Stored data
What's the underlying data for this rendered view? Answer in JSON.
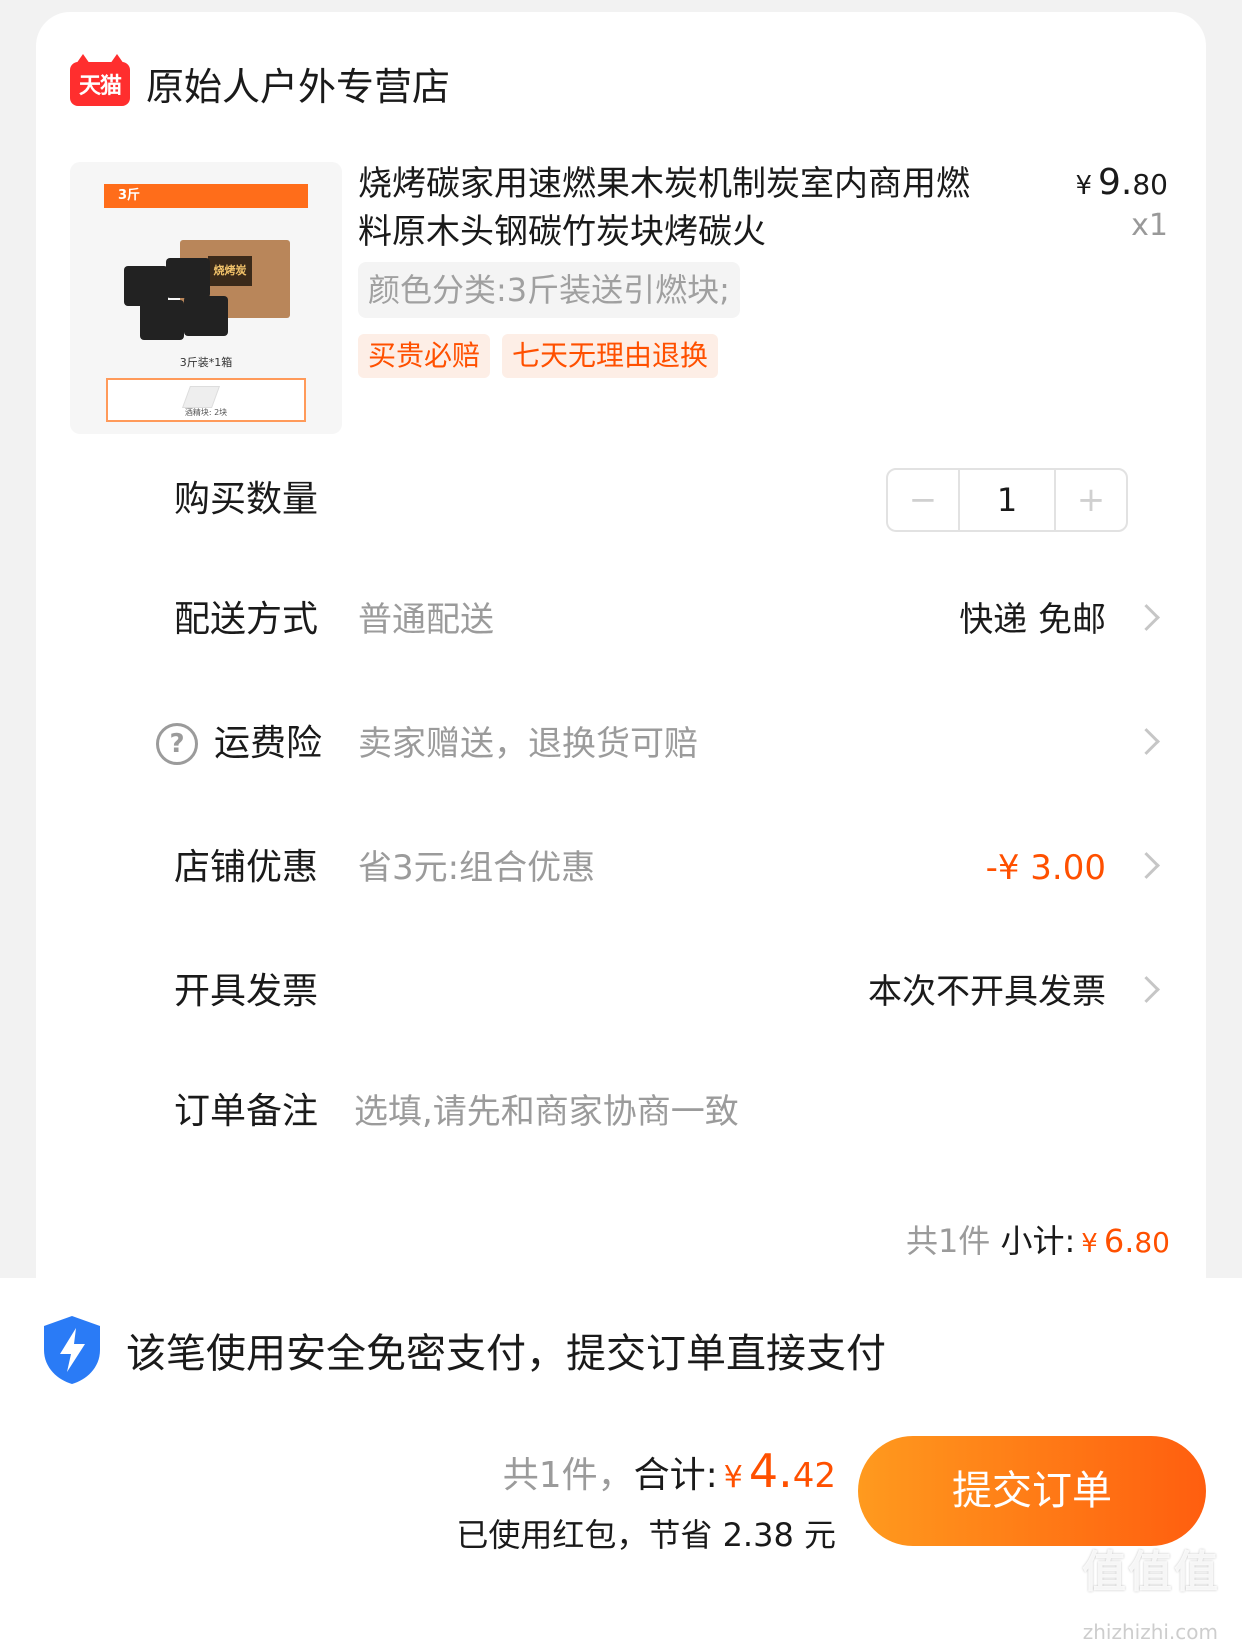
{
  "shop": {
    "badge": "天猫",
    "name": "原始人户外专营店"
  },
  "product": {
    "image": {
      "banner": "3斤",
      "box_label": "烧烤炭",
      "caption": "3斤装*1箱",
      "ignition_label": "酒精块: 2块"
    },
    "title": "烧烤碳家用速燃果木炭机制炭室内商用燃料原木头钢碳竹炭块烤碳火",
    "price_symbol": "¥",
    "price_int": "9.",
    "price_dec": "80",
    "quantity": "x1",
    "variant": "颜色分类:3斤装送引燃块;",
    "tags": [
      "买贵必赔",
      "七天无理由退换"
    ]
  },
  "rows": {
    "quantity": {
      "label": "购买数量",
      "minus": "−",
      "value": "1",
      "plus": "+"
    },
    "delivery": {
      "label": "配送方式",
      "value": "普通配送",
      "right": "快递 免邮"
    },
    "insurance": {
      "help": "?",
      "label": "运费险",
      "value": "卖家赠送，退换货可赔"
    },
    "discount": {
      "label": "店铺优惠",
      "value": "省3元:组合优惠",
      "right": "-¥ 3.00"
    },
    "invoice": {
      "label": "开具发票",
      "right": "本次不开具发票"
    },
    "note": {
      "label": "订单备注",
      "placeholder": "选填,请先和商家协商一致"
    }
  },
  "subtotal": {
    "count": "共1件",
    "label": "小计:",
    "symbol": "¥",
    "int": "6.",
    "dec": "80"
  },
  "bottom": {
    "secure_text": "该笔使用安全免密支付，提交订单直接支付",
    "count": "共1件，",
    "total_label": "合计:",
    "symbol": "¥",
    "int": "4.",
    "dec": "42",
    "saved": "已使用红包，节省 2.38 元",
    "submit": "提交订单"
  },
  "watermark": {
    "text": "值值值",
    "sub": "zhizhizhi.com"
  },
  "colors": {
    "accent": "#ff5000",
    "button_start": "#ff9a1e",
    "button_end": "#ff5e0f",
    "tmall_red": "#ff2e2e",
    "shield_blue": "#2a7bf6"
  }
}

■ Instructions for the task:
From the entries above, collect every line with the string "value" in it.

■ Solved exercise:
      "value": "1",
      "value": "普通配送",
      "value": "卖家赠送，退换货可赔"
      "value": "省3元:组合优惠",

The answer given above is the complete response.